What you should do:
Copy every line of the records below that holds the word "color".

Data provided:
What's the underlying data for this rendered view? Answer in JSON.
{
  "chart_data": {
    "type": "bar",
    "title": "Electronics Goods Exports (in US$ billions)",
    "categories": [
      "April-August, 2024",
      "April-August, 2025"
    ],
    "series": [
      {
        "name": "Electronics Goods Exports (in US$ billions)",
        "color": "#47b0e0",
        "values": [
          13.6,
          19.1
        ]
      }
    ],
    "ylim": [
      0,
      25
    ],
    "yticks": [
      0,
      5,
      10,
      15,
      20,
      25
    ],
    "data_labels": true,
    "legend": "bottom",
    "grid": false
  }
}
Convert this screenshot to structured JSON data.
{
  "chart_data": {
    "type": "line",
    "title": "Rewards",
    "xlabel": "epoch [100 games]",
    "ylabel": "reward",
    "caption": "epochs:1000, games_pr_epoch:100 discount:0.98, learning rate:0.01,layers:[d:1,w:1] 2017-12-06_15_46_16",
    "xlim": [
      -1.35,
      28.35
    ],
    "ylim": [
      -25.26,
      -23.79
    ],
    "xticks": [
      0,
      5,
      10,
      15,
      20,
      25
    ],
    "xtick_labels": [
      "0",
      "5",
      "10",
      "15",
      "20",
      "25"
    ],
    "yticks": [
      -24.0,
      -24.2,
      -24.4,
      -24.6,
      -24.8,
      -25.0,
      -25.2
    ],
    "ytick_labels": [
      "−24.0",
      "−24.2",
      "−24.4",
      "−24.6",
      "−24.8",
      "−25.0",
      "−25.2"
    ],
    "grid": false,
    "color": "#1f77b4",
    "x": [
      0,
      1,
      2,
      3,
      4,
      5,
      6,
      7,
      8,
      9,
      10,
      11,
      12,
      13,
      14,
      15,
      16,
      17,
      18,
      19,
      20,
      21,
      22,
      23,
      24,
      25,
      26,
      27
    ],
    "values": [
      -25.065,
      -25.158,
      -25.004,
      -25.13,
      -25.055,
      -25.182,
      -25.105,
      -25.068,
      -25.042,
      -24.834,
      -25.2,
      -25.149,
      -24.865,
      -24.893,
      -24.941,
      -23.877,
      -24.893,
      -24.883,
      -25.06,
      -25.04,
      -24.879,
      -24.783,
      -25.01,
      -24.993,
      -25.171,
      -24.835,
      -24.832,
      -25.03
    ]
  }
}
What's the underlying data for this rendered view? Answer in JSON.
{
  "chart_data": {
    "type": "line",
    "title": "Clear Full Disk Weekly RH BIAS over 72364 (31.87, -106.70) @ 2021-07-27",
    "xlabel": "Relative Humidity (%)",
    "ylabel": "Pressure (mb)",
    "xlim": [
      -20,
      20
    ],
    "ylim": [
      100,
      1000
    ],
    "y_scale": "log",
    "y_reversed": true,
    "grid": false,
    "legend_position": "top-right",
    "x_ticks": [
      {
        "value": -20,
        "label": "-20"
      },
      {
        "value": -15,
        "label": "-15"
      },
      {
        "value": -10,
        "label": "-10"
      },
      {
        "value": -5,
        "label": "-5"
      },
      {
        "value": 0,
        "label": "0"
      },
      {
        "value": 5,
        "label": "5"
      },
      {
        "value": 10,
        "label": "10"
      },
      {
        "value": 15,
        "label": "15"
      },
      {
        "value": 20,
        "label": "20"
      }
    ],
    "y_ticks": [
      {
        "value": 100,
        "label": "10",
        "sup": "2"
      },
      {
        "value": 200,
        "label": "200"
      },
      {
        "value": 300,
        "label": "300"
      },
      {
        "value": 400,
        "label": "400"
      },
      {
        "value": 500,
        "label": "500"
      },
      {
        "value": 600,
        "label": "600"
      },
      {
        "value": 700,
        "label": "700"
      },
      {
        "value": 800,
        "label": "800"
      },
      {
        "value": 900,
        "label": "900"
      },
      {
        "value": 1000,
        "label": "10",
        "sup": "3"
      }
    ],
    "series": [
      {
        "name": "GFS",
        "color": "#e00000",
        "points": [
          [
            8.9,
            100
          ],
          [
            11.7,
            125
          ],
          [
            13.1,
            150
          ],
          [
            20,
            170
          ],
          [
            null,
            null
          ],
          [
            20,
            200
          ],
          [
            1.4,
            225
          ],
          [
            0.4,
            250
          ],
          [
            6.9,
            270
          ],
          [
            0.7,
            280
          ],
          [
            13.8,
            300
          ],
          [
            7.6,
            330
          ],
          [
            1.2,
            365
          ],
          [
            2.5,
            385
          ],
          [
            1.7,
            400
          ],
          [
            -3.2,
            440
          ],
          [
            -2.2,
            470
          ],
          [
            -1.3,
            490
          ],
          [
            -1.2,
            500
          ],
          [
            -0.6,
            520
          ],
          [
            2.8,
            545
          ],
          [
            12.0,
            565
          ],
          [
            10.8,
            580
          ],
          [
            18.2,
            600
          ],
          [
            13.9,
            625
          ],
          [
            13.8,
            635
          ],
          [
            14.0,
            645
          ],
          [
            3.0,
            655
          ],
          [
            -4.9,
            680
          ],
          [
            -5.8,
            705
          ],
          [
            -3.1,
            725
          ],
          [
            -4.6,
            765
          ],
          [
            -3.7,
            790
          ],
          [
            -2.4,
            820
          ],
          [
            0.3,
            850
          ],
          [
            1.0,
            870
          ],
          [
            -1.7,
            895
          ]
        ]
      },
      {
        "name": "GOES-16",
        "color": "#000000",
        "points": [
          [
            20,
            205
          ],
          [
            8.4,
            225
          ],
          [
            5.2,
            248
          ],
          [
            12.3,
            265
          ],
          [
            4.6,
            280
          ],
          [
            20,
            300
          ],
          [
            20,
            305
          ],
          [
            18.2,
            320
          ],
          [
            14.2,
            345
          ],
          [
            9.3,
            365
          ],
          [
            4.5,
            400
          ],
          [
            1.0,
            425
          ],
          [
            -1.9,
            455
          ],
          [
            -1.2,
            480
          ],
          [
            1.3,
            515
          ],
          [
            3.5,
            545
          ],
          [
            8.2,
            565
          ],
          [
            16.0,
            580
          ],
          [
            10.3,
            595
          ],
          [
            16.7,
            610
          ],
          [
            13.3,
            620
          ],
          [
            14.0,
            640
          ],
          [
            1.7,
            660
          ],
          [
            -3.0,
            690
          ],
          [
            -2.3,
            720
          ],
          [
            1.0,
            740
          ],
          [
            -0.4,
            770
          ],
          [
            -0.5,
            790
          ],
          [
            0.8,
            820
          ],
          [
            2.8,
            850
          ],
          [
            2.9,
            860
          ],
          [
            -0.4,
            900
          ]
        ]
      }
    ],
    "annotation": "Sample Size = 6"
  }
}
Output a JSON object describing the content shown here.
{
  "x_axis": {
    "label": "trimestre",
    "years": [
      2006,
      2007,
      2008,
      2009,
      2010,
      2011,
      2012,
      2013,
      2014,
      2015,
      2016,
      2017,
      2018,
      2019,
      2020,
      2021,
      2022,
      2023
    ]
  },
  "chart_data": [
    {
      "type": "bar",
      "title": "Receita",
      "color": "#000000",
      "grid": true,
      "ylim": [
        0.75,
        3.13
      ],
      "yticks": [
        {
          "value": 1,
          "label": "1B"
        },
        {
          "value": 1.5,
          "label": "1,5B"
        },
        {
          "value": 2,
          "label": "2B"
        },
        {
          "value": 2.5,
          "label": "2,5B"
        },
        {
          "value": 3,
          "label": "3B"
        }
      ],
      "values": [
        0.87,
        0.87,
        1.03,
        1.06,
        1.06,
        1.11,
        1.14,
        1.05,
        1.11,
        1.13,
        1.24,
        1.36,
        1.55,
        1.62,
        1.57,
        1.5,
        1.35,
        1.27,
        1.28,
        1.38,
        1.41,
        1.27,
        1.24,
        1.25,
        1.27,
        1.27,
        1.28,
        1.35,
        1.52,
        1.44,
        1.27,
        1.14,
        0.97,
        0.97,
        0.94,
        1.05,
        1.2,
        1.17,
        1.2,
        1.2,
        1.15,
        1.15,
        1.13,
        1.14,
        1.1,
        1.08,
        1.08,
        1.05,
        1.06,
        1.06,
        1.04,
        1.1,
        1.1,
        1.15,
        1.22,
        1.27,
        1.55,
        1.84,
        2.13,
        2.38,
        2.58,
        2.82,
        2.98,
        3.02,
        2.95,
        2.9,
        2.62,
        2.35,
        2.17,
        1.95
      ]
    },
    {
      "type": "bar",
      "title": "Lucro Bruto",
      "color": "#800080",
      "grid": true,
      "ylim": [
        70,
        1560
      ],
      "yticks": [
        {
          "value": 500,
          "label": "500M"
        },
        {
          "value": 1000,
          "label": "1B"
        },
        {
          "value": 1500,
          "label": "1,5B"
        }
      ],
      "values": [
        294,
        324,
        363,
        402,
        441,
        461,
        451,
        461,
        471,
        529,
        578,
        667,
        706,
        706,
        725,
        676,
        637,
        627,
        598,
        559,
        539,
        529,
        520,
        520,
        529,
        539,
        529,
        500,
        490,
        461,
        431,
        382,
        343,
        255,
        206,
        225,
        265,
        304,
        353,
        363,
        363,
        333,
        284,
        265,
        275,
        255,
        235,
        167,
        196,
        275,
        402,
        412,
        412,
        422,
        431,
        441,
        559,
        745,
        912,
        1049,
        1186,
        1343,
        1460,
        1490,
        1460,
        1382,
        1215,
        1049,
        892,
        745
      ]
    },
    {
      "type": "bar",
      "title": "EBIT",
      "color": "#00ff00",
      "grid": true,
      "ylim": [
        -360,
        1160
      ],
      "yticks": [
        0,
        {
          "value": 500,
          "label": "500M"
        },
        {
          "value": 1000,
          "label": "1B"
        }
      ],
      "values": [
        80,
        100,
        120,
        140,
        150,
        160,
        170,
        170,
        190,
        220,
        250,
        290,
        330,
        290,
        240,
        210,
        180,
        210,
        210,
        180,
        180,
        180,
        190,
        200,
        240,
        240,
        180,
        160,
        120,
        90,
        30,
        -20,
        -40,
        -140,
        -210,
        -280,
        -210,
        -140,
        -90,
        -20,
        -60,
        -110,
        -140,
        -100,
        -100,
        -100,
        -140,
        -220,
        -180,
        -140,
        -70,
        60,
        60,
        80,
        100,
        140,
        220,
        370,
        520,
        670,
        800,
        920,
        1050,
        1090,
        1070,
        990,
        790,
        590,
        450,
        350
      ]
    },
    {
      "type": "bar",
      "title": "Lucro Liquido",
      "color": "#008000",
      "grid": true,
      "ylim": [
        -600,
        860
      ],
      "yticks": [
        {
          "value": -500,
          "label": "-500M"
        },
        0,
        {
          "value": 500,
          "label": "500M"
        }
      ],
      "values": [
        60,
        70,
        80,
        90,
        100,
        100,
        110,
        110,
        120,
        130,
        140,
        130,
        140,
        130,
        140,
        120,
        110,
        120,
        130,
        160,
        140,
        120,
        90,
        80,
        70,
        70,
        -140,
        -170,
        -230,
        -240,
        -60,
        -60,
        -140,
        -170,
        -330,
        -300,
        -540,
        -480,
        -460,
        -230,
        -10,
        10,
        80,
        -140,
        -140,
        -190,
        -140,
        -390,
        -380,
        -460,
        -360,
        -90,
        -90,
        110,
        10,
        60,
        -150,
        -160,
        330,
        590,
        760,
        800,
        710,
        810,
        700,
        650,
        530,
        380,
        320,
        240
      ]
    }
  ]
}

Written answer:
        "color": "#47b0e0",
    "color": "#1f77b4",
        "color": "#e00000",
        "color": "#000000",
      "color": "#000000",
      "color": "#800080",
      "color": "#00ff00",
      "color": "#008000",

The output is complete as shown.